**THE EXERCISE:** Review the lines that follow and copy each one that contains the word "smtp".

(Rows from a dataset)
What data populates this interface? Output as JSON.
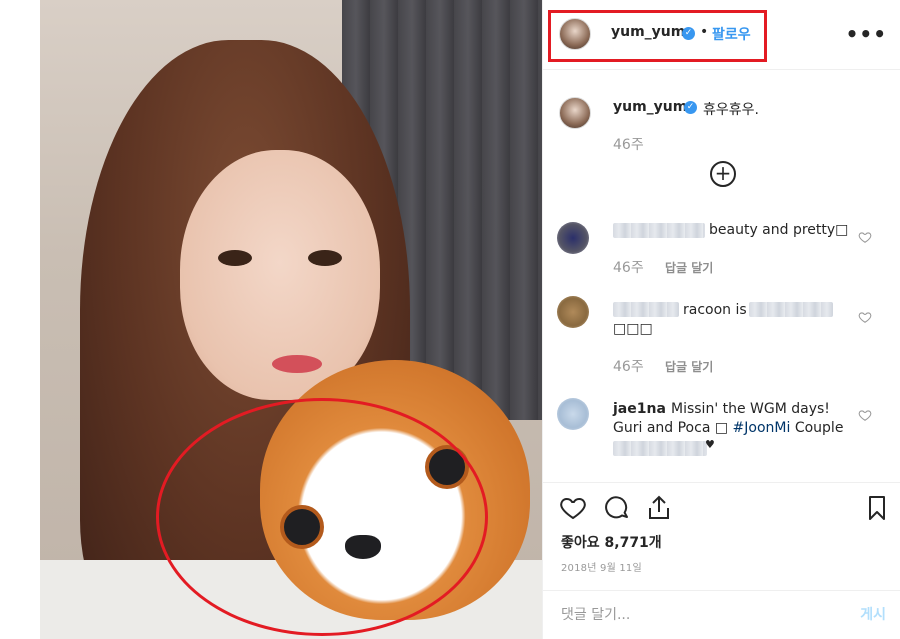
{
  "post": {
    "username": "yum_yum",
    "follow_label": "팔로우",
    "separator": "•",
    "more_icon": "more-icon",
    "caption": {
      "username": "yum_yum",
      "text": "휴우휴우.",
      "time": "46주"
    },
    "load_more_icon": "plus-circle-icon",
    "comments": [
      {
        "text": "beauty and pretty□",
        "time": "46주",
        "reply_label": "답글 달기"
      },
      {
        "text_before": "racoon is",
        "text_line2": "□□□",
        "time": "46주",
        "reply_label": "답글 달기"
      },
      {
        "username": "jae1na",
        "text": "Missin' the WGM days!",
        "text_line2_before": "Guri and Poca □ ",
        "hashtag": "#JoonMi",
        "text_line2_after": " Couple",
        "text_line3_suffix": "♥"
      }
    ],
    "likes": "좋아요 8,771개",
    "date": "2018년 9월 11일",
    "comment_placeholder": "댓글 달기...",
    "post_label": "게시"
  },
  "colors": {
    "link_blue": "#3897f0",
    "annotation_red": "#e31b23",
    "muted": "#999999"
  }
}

...

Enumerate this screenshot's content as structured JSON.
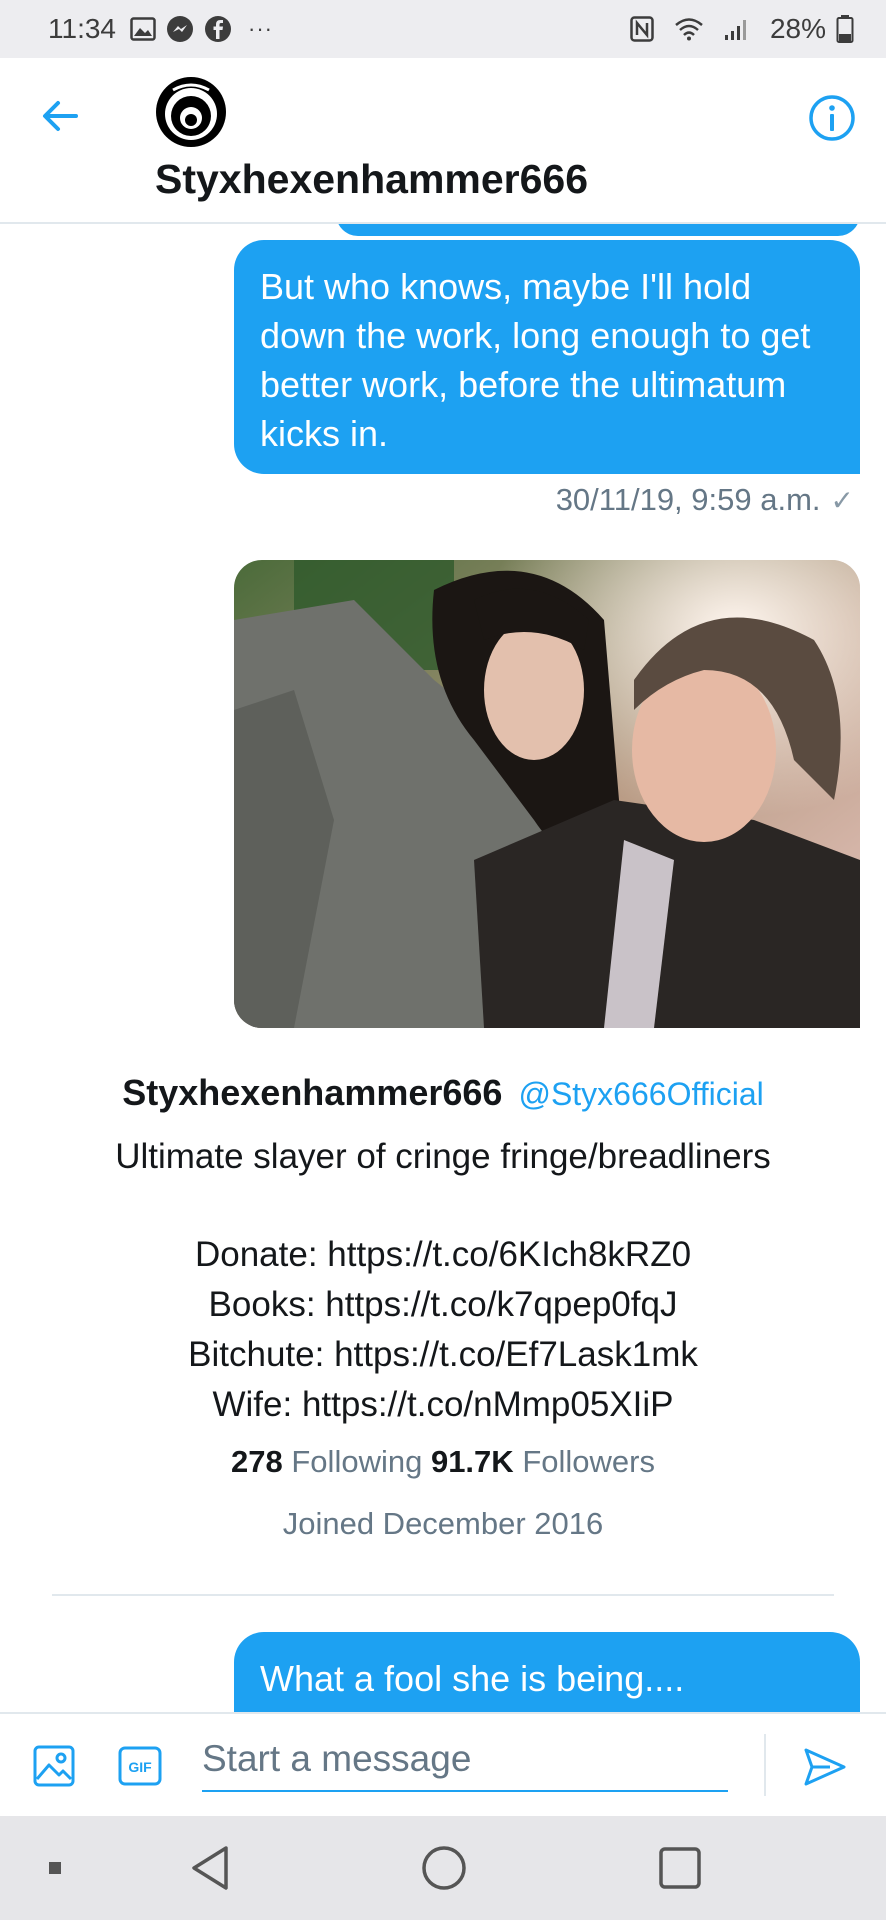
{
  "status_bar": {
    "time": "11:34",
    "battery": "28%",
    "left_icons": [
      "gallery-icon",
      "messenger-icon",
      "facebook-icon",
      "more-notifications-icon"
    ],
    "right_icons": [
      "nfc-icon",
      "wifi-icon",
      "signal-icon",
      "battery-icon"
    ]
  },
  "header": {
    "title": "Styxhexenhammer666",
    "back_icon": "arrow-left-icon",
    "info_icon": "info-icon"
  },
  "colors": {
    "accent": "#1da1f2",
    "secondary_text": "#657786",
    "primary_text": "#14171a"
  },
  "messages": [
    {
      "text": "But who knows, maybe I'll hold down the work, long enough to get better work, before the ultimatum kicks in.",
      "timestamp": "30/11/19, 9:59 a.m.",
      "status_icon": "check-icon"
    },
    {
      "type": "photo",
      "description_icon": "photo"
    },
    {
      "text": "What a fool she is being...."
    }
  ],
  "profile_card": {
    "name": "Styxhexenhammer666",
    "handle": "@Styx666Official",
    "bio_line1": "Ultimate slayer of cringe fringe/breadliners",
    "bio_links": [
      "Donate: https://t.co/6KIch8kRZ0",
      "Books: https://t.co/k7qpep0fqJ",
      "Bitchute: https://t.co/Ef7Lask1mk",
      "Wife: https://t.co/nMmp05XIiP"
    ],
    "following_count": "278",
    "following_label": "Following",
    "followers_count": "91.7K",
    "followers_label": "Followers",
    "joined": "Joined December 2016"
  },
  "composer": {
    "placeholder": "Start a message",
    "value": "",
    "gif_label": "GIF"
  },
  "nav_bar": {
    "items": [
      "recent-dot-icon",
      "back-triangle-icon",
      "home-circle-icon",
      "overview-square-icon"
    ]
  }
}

* * *

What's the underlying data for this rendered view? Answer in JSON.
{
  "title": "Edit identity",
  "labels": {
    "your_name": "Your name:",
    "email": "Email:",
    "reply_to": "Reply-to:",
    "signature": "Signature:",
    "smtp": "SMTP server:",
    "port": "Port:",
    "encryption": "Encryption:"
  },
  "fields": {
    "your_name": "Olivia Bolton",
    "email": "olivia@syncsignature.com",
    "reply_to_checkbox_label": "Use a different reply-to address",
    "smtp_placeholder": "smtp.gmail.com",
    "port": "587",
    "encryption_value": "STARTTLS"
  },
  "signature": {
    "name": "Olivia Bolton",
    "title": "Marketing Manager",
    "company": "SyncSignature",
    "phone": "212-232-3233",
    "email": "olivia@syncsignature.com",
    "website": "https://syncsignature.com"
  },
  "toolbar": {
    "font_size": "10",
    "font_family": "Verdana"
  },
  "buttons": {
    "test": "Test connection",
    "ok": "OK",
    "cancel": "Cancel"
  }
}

**TASK RESPONSE:**
    "smtp": "SMTP server:",
    "smtp_placeholder": "smtp.gmail.com",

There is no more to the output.